• [Brief]
Omit every picture, then give all the entries again exactly.

• [Records provided]
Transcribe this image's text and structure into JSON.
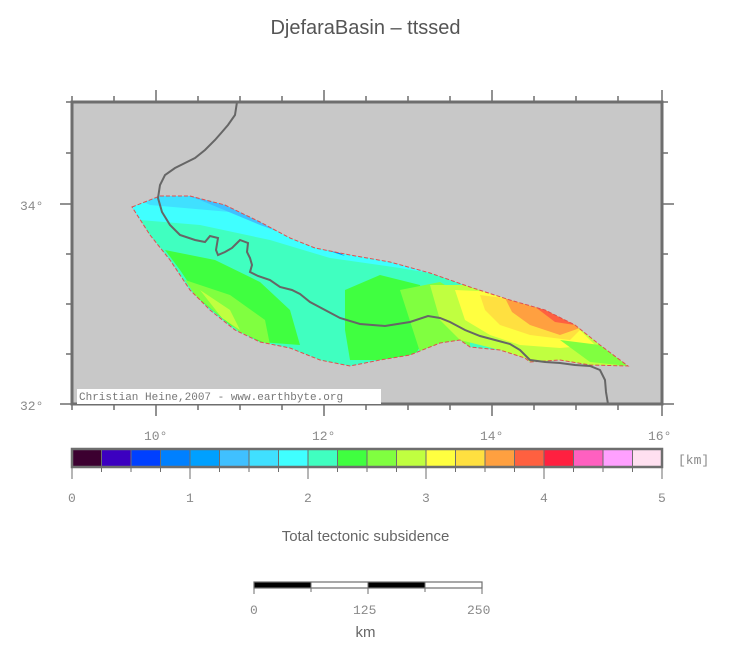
{
  "title": "DjefaraBasin – ttssed",
  "map": {
    "background_color": "#c8c8c8",
    "frame_color": "#6e6e6e",
    "lon_range": [
      9,
      16
    ],
    "lat_range": [
      32,
      35
    ],
    "x_tick_labels": [
      "10°",
      "12°",
      "14°",
      "16°"
    ],
    "y_tick_labels": [
      "34°",
      "32°"
    ],
    "credit": "Christian Heine,2007 - www.earthbyte.org",
    "basin_outline_color": "#e05050",
    "coastline_color": "#666666"
  },
  "colorbar": {
    "unit": "[km]",
    "title": "Total tectonic subsidence",
    "min": 0,
    "max": 5,
    "step": 0.25,
    "tick_labels": [
      "0",
      "1",
      "2",
      "3",
      "4",
      "5"
    ],
    "colors": [
      "#3c0030",
      "#3c00c0",
      "#0040ff",
      "#0080ff",
      "#00a0ff",
      "#40c0ff",
      "#40e0ff",
      "#40ffff",
      "#40ffc0",
      "#40ff40",
      "#80ff40",
      "#c0ff40",
      "#ffff40",
      "#ffe040",
      "#ffa040",
      "#ff6040",
      "#ff2040",
      "#ff60c0",
      "#ffa0ff",
      "#ffe0f0"
    ]
  },
  "scalebar": {
    "tick_labels": [
      "0",
      "125",
      "250"
    ],
    "unit": "km"
  }
}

• [Complete output]
Transcribe this image's text and structure into JSON.
{
  "title": "DjefaraBasin – ttssed",
  "map": {
    "background_color": "#c8c8c8",
    "frame_color": "#6e6e6e",
    "lon_range": [
      9,
      16
    ],
    "lat_range": [
      32,
      35
    ],
    "x_tick_labels": [
      "10°",
      "12°",
      "14°",
      "16°"
    ],
    "y_tick_labels": [
      "34°",
      "32°"
    ],
    "credit": "Christian Heine,2007 - www.earthbyte.org",
    "basin_outline_color": "#e05050",
    "coastline_color": "#666666"
  },
  "colorbar": {
    "unit": "[km]",
    "title": "Total tectonic subsidence",
    "min": 0,
    "max": 5,
    "step": 0.25,
    "tick_labels": [
      "0",
      "1",
      "2",
      "3",
      "4",
      "5"
    ],
    "colors": [
      "#3c0030",
      "#3c00c0",
      "#0040ff",
      "#0080ff",
      "#00a0ff",
      "#40c0ff",
      "#40e0ff",
      "#40ffff",
      "#40ffc0",
      "#40ff40",
      "#80ff40",
      "#c0ff40",
      "#ffff40",
      "#ffe040",
      "#ffa040",
      "#ff6040",
      "#ff2040",
      "#ff60c0",
      "#ffa0ff",
      "#ffe0f0"
    ]
  },
  "scalebar": {
    "tick_labels": [
      "0",
      "125",
      "250"
    ],
    "unit": "km"
  }
}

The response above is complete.